● **Given instruction**
Omit the images, then print each record below exactly as it reads.

(Dataset items)
_ _ _ _

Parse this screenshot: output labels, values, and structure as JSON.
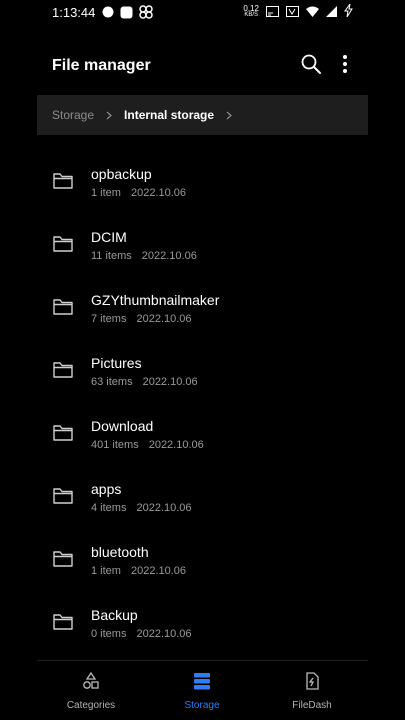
{
  "status_bar": {
    "time": "1:13:44",
    "net_speed_value": "0.12",
    "net_speed_unit": "KB/S",
    "battery_icon": "charging-icon"
  },
  "header": {
    "title": "File manager"
  },
  "breadcrumb": {
    "root": "Storage",
    "current": "Internal storage"
  },
  "folders": [
    {
      "name": "opbackup",
      "count": "1 item",
      "date": "2022.10.06"
    },
    {
      "name": "DCIM",
      "count": "11 items",
      "date": "2022.10.06"
    },
    {
      "name": "GZYthumbnailmaker",
      "count": "7 items",
      "date": "2022.10.06"
    },
    {
      "name": "Pictures",
      "count": "63 items",
      "date": "2022.10.06"
    },
    {
      "name": "Download",
      "count": "401 items",
      "date": "2022.10.06"
    },
    {
      "name": "apps",
      "count": "4 items",
      "date": "2022.10.06"
    },
    {
      "name": "bluetooth",
      "count": "1 item",
      "date": "2022.10.06"
    },
    {
      "name": "Backup",
      "count": "0 items",
      "date": "2022.10.06"
    }
  ],
  "bottom_nav": {
    "items": [
      {
        "label": "Categories",
        "icon": "categories-icon",
        "active": false
      },
      {
        "label": "Storage",
        "icon": "storage-icon",
        "active": true
      },
      {
        "label": "FileDash",
        "icon": "filedash-icon",
        "active": false
      }
    ]
  },
  "colors": {
    "accent": "#2f7cf6",
    "background": "#000000",
    "breadcrumb_bg": "#1e1e1e"
  }
}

_ _ _ _

● **The result**
Parse this screenshot: output labels, values, and structure as JSON.
{
  "status_bar": {
    "time": "1:13:44",
    "net_speed_value": "0.12",
    "net_speed_unit": "KB/S",
    "battery_icon": "charging-icon"
  },
  "header": {
    "title": "File manager"
  },
  "breadcrumb": {
    "root": "Storage",
    "current": "Internal storage"
  },
  "folders": [
    {
      "name": "opbackup",
      "count": "1 item",
      "date": "2022.10.06"
    },
    {
      "name": "DCIM",
      "count": "11 items",
      "date": "2022.10.06"
    },
    {
      "name": "GZYthumbnailmaker",
      "count": "7 items",
      "date": "2022.10.06"
    },
    {
      "name": "Pictures",
      "count": "63 items",
      "date": "2022.10.06"
    },
    {
      "name": "Download",
      "count": "401 items",
      "date": "2022.10.06"
    },
    {
      "name": "apps",
      "count": "4 items",
      "date": "2022.10.06"
    },
    {
      "name": "bluetooth",
      "count": "1 item",
      "date": "2022.10.06"
    },
    {
      "name": "Backup",
      "count": "0 items",
      "date": "2022.10.06"
    }
  ],
  "bottom_nav": {
    "items": [
      {
        "label": "Categories",
        "icon": "categories-icon",
        "active": false
      },
      {
        "label": "Storage",
        "icon": "storage-icon",
        "active": true
      },
      {
        "label": "FileDash",
        "icon": "filedash-icon",
        "active": false
      }
    ]
  },
  "colors": {
    "accent": "#2f7cf6",
    "background": "#000000",
    "breadcrumb_bg": "#1e1e1e"
  }
}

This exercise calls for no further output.